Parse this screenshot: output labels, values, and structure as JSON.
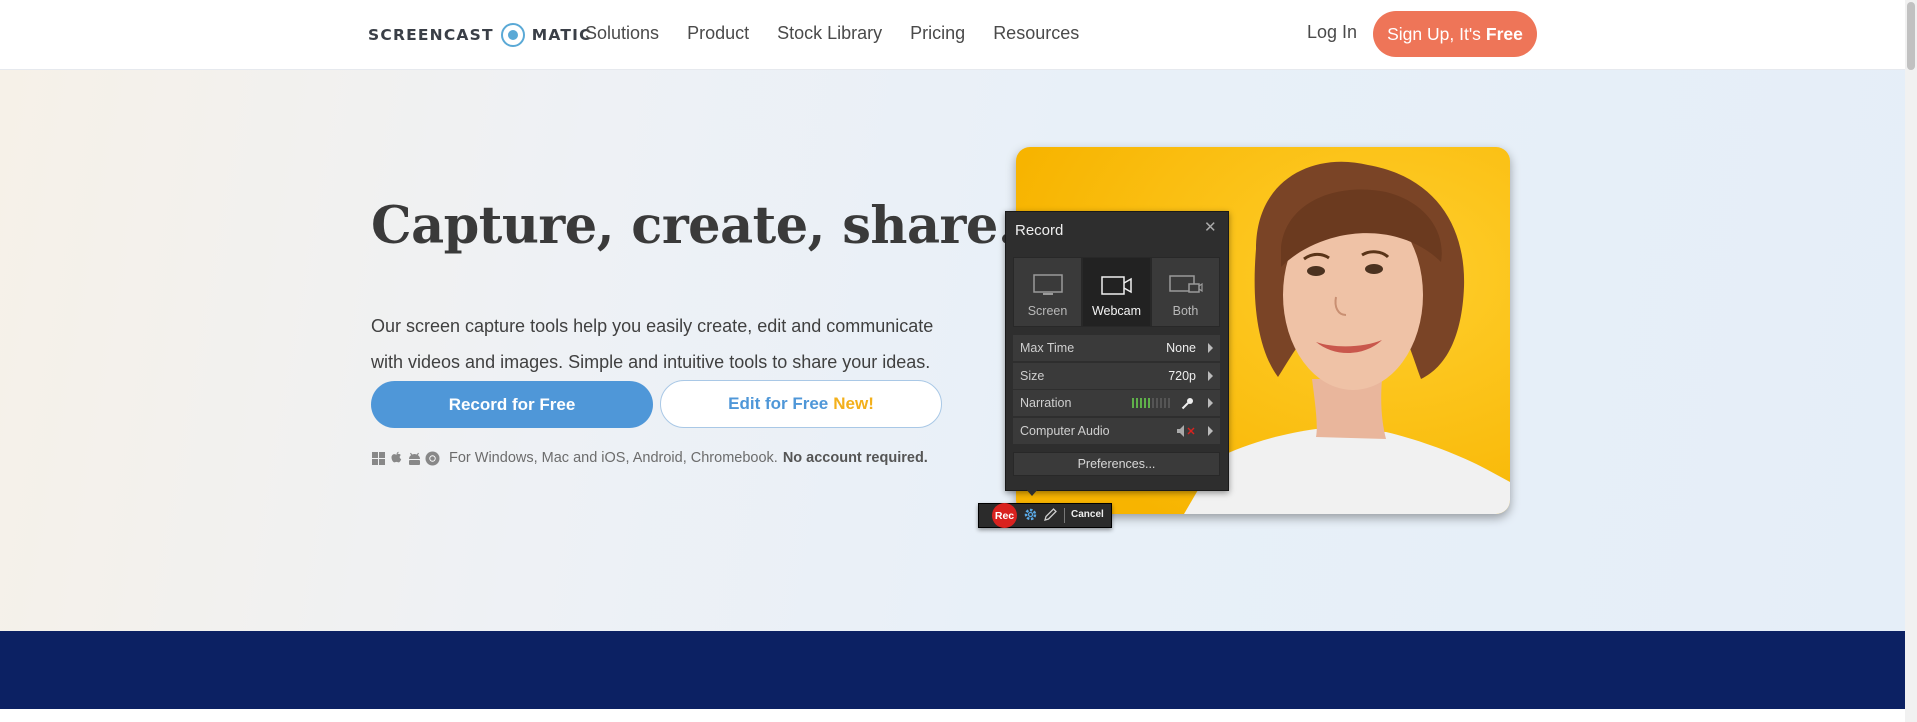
{
  "header": {
    "logo_left": "SCREENCAST",
    "logo_right": "MATIC",
    "nav": [
      "Solutions",
      "Product",
      "Stock Library",
      "Pricing",
      "Resources"
    ],
    "login": "Log In",
    "signup_prefix": "Sign Up, It's",
    "signup_bold": "Free"
  },
  "hero": {
    "title": "Capture, create, share.",
    "description": "Our screen capture tools help you easily create, edit and communicate with videos and images. Simple and intuitive tools to share your ideas.",
    "record_button": "Record for Free",
    "edit_button": "Edit for Free",
    "edit_badge": "New!",
    "platforms_text": "For Windows, Mac and iOS, Android, Chromebook.",
    "platforms_bold": "No account required.",
    "platform_icons": [
      "windows-icon",
      "apple-icon",
      "android-icon",
      "chrome-icon"
    ]
  },
  "recorder": {
    "title": "Record",
    "modes": [
      "Screen",
      "Webcam",
      "Both"
    ],
    "active_mode": "Webcam",
    "rows": [
      {
        "label": "Max Time",
        "value": "None"
      },
      {
        "label": "Size",
        "value": "720p"
      },
      {
        "label": "Narration",
        "value": ""
      },
      {
        "label": "Computer Audio",
        "value": ""
      }
    ],
    "narration_level": 0.5,
    "preferences": "Preferences...",
    "rec": "Rec",
    "cancel": "Cancel"
  },
  "colors": {
    "accent_orange": "#ee7558",
    "primary_blue": "#4f97d8",
    "new_badge": "#f3b01b",
    "band_navy": "#0c2163",
    "rec_red": "#d9221f"
  }
}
--
= Exercise =
Gather each line in the entries above where the string "create" is found.

= Answer for this exercise =
    "title": "Capture, create, share.",
    "description": "Our screen capture tools help you easily create, edit and communicate with videos and images. Simple and intuitive tools to share your ideas.",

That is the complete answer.